• _Written problem_
Gather the lines that hold the string "Оксана".

• _Rows from a dataset_
· · · · ·

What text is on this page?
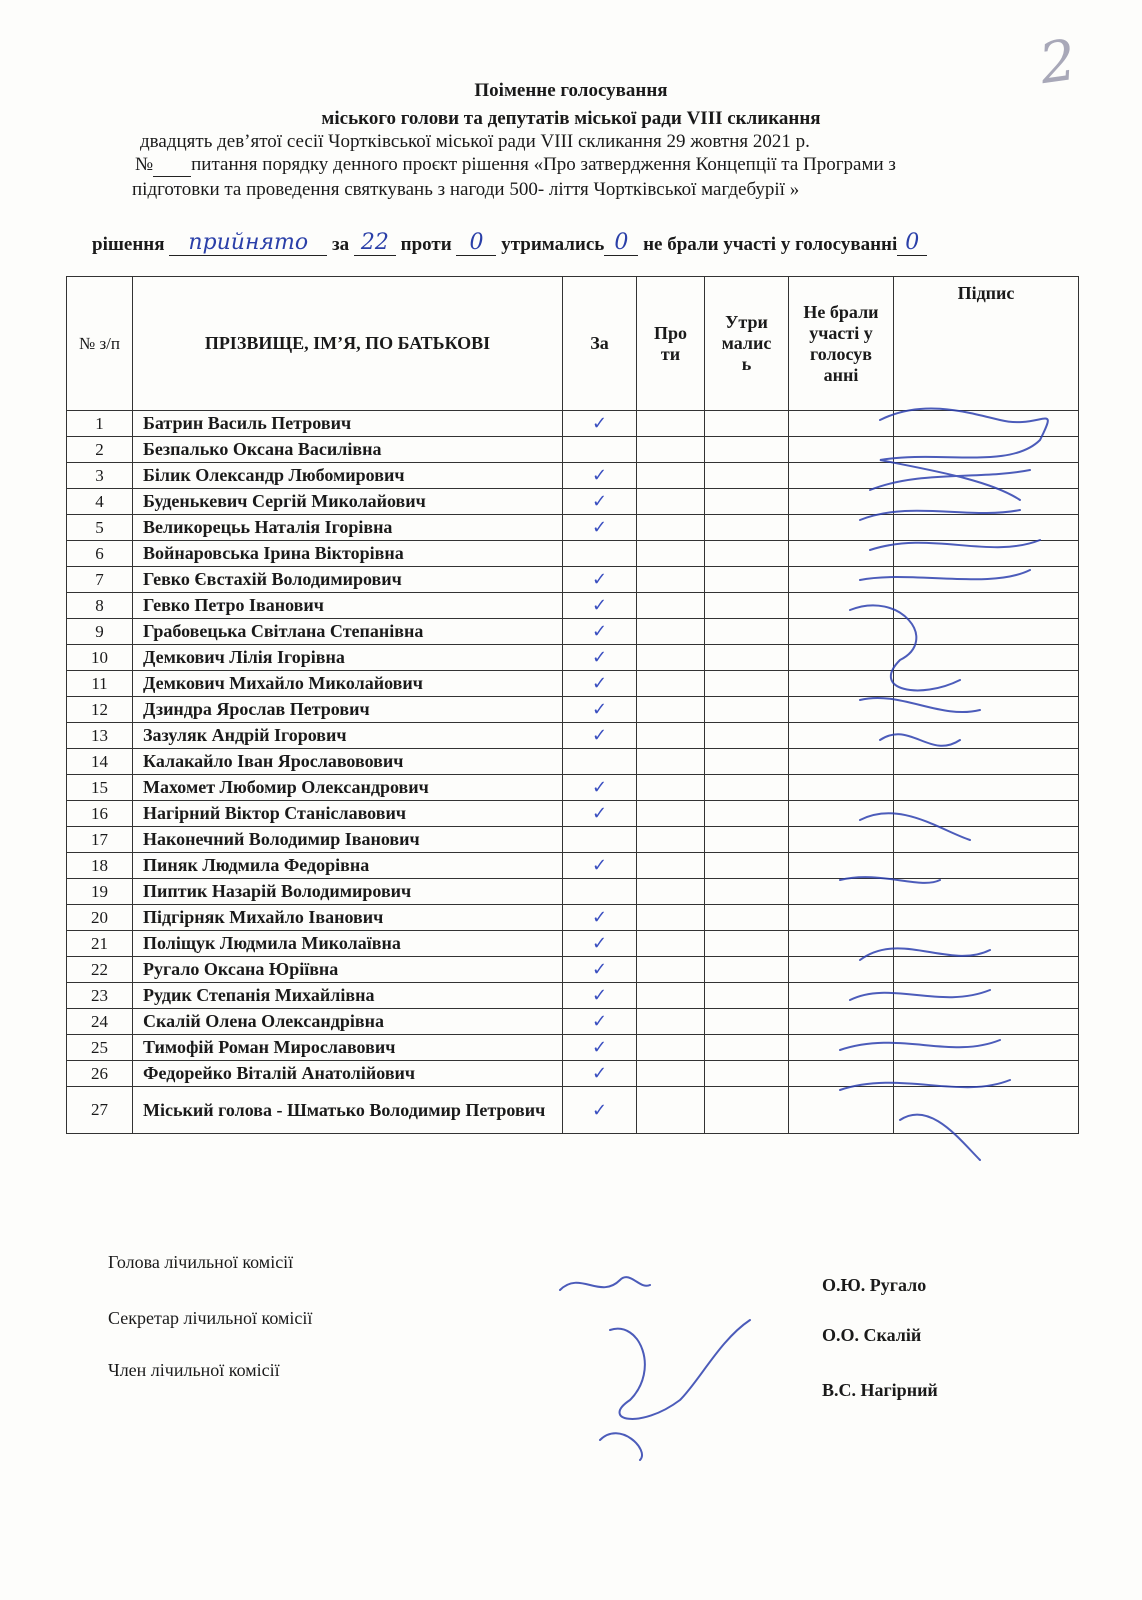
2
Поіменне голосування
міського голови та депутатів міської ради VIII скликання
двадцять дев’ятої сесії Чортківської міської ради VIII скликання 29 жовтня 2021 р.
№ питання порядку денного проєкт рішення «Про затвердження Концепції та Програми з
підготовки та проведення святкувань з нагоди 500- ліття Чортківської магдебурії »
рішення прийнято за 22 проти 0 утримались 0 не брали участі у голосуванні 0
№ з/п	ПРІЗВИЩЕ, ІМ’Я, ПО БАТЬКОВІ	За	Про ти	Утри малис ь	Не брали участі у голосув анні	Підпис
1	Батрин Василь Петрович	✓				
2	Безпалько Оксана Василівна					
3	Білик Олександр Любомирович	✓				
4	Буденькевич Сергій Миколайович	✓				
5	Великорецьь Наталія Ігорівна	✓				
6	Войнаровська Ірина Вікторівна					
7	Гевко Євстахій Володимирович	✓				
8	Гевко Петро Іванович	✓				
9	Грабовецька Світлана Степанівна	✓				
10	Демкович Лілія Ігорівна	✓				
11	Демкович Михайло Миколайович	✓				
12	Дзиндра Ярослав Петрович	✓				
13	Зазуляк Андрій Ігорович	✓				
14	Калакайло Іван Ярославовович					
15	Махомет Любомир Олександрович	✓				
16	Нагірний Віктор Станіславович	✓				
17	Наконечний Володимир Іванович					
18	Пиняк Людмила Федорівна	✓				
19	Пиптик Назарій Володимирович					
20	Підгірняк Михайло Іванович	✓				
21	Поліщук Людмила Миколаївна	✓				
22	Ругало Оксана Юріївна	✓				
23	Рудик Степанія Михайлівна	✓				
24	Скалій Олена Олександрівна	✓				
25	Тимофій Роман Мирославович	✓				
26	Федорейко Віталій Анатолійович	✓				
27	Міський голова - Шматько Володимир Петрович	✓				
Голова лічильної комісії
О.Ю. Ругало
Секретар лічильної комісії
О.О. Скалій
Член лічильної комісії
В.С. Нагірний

· · · · ·

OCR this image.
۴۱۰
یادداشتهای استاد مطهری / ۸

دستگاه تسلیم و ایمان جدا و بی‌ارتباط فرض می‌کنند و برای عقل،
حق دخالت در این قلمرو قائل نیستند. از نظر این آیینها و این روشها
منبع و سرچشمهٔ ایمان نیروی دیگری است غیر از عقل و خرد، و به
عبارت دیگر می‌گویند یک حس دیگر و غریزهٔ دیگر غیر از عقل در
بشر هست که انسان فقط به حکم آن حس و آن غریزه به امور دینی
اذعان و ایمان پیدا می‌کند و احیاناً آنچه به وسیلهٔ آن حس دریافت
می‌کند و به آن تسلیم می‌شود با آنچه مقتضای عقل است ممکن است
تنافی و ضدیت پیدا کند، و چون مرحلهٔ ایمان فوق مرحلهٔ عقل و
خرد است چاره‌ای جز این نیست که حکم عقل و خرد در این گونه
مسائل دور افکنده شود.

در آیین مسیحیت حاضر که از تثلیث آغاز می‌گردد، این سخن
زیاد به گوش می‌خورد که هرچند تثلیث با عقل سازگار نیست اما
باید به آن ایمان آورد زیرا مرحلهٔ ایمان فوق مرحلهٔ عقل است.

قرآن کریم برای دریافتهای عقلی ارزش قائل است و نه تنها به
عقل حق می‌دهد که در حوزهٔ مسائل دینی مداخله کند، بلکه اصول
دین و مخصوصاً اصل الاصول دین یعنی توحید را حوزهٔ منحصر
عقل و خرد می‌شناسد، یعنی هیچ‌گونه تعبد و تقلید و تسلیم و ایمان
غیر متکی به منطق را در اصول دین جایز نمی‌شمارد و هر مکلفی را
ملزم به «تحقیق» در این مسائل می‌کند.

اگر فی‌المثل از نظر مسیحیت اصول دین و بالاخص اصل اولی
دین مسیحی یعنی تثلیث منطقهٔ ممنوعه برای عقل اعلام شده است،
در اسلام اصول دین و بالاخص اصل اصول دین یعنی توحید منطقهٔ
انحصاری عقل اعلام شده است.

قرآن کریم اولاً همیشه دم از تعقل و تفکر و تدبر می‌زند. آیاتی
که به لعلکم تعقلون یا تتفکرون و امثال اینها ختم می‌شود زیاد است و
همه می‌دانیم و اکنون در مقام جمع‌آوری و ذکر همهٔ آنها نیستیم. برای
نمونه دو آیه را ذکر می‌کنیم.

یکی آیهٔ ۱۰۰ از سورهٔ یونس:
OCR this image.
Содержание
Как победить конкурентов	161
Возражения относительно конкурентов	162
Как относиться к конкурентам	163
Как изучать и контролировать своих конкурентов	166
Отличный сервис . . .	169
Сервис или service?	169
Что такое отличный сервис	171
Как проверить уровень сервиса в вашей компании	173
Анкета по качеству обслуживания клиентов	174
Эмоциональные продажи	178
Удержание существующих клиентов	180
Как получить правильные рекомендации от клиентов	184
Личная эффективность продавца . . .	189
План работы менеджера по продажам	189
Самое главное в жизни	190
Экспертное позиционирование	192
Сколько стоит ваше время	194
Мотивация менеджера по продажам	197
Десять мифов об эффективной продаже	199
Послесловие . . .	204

· · · · ·

• _Exercise result_
2	Безпалько Оксана Василівна					
22	Ругало Оксана Юріївна	✓				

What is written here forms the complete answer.